-- begin DATASET --
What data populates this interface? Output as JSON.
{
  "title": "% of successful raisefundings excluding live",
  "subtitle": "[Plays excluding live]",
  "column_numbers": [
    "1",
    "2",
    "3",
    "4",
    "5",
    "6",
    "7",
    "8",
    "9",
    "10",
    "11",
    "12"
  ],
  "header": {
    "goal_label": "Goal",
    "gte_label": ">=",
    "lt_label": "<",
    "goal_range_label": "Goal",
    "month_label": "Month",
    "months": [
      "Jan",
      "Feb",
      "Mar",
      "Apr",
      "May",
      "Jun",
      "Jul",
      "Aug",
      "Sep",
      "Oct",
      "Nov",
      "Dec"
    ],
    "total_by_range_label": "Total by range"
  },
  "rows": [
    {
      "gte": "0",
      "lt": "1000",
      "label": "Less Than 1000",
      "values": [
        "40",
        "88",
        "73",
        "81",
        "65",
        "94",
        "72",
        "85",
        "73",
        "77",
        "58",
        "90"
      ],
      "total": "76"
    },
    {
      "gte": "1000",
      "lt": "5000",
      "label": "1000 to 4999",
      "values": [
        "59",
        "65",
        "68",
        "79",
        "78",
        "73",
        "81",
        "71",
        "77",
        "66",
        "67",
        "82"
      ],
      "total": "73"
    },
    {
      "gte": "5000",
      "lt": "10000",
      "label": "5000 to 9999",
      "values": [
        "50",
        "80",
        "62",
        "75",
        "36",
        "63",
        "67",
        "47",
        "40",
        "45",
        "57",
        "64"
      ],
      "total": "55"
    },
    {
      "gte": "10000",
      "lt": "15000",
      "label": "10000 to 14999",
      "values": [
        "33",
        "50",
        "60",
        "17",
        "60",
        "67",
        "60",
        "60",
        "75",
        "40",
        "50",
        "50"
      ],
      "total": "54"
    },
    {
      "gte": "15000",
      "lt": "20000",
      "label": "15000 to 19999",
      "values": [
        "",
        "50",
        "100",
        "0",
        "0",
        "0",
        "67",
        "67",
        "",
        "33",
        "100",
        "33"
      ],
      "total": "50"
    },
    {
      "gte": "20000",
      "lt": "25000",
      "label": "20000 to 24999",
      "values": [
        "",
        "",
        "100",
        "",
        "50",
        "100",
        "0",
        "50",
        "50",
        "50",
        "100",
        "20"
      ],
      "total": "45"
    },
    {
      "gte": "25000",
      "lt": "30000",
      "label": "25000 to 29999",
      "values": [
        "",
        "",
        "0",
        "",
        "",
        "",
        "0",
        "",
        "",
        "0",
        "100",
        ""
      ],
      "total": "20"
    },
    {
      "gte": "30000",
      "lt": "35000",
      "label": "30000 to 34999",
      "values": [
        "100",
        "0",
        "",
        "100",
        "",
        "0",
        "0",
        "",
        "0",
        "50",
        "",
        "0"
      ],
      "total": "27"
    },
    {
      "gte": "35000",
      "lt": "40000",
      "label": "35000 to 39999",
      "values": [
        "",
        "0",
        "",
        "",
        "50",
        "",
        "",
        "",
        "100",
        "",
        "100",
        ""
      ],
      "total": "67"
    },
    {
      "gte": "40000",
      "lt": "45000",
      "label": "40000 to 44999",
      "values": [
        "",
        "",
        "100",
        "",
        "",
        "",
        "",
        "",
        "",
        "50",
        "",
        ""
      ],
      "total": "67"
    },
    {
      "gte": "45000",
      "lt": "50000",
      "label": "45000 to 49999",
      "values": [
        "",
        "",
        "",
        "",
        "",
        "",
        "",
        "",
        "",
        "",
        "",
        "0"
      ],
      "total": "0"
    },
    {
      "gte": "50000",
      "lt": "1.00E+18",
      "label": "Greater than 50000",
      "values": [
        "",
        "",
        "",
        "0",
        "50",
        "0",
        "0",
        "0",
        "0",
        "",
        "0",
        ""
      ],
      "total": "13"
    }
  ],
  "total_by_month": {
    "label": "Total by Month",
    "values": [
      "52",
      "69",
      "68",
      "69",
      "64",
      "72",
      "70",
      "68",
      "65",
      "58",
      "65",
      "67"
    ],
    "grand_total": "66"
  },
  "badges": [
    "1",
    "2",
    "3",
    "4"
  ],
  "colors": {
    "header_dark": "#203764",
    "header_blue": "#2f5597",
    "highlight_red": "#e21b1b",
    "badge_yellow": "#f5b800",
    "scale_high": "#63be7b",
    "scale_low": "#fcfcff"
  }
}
-- end DATASET --
### TASK INSTRUCTIONS
Lines in the records that hold the word "live" are to be counted; give only the total.

### COMPLETE ANSWER
2